## [EXERCISE]
Count how many lines contain the word "akawowfast". Respond with the number alone.

## [PROVIDED ENTRIES]
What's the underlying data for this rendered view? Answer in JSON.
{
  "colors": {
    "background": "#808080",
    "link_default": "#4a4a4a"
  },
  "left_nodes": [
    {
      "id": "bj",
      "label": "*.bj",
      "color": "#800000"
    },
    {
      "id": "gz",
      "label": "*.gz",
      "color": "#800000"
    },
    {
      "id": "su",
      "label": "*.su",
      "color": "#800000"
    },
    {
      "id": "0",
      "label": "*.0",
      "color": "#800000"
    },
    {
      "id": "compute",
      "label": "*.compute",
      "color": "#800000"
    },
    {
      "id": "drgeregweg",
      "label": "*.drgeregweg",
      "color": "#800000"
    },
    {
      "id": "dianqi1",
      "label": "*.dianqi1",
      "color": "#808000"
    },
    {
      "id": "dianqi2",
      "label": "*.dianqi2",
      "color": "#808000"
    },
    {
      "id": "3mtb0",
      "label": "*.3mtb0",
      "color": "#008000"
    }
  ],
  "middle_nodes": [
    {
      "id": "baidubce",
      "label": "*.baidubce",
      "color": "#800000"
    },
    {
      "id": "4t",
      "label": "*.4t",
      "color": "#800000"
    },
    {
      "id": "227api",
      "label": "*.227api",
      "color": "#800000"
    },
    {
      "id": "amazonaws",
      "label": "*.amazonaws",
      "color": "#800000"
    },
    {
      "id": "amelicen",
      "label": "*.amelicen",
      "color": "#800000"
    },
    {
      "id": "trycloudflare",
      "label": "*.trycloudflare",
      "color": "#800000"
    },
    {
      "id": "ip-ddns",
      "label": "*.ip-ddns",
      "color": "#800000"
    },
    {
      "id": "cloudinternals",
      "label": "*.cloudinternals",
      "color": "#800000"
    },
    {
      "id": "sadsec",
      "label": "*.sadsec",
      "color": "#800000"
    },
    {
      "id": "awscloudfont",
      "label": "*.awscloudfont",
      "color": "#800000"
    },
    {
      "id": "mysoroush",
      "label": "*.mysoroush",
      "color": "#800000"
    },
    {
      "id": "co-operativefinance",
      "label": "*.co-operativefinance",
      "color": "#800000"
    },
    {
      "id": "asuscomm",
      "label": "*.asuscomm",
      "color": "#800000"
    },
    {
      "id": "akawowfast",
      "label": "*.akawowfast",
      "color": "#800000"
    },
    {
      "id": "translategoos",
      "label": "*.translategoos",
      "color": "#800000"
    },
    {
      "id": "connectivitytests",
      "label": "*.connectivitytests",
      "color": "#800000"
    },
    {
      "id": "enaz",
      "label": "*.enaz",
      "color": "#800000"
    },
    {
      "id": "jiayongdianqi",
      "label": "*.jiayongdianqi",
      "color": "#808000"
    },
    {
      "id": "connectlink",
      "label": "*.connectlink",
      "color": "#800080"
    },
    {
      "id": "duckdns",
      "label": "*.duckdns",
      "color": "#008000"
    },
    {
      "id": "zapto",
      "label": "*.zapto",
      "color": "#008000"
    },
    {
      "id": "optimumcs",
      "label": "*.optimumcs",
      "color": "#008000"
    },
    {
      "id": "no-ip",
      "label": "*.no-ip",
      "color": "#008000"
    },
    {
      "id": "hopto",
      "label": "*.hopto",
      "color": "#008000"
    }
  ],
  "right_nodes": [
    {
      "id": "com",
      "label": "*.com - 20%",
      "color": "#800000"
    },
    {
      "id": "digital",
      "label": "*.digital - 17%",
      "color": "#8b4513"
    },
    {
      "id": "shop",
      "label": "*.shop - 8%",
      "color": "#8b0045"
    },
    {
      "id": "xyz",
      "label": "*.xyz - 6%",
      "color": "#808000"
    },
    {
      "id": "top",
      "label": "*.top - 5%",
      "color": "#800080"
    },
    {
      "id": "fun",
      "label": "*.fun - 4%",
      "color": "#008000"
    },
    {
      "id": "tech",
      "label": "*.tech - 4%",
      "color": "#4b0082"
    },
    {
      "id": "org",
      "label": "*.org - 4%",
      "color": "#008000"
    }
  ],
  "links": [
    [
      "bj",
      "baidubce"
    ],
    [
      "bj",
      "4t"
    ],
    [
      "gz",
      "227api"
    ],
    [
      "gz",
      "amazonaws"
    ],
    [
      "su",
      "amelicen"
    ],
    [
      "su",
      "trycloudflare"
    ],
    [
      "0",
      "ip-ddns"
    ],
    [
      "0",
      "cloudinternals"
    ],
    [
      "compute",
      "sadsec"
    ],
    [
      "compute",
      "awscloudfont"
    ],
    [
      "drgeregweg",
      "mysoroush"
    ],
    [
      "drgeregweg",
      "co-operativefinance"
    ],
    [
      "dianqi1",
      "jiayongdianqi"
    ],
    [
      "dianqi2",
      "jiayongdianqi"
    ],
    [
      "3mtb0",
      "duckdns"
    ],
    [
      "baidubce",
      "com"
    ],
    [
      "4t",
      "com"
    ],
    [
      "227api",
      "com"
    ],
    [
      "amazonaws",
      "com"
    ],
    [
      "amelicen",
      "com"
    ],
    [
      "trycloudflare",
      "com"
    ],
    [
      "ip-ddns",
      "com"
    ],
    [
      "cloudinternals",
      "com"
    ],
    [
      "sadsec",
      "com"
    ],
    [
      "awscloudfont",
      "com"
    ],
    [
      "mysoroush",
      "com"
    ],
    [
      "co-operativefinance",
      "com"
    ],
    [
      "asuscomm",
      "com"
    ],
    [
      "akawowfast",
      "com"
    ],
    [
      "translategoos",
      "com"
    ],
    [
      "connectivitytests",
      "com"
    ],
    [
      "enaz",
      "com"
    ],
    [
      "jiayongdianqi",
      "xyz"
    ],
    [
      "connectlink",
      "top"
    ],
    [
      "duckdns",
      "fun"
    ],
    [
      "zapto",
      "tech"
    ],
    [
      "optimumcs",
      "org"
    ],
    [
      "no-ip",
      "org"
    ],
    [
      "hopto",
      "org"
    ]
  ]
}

## [ANSWER FOR THIS EXERCISE]
3